>>>>>

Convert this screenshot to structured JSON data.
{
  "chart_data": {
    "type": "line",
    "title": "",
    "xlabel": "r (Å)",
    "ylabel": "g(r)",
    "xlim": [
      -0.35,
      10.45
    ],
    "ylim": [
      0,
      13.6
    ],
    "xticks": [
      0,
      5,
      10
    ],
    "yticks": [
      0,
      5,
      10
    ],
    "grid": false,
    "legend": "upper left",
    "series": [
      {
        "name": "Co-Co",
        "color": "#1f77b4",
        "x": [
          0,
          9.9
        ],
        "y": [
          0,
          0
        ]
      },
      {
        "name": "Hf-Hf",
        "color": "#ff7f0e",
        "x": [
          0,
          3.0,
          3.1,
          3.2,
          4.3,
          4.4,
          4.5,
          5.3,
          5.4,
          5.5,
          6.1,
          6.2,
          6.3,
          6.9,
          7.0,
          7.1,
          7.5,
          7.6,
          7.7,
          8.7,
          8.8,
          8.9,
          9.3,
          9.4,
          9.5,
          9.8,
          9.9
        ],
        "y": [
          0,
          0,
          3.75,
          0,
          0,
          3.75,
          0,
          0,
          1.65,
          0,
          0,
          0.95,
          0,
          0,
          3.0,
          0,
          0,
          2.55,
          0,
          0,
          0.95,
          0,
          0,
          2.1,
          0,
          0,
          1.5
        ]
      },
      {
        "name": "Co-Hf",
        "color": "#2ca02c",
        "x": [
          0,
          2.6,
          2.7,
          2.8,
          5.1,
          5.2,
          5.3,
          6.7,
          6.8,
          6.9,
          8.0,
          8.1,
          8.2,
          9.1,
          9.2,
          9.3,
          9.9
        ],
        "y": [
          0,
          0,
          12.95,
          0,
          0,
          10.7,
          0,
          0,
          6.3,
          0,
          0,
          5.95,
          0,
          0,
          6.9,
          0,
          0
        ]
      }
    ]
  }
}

<<<<<

**TASK REQUIREMENTS:** Every line of the listing that holds "color" is to be counted; give only the resulting number.

**TASK OUTPUT:** 3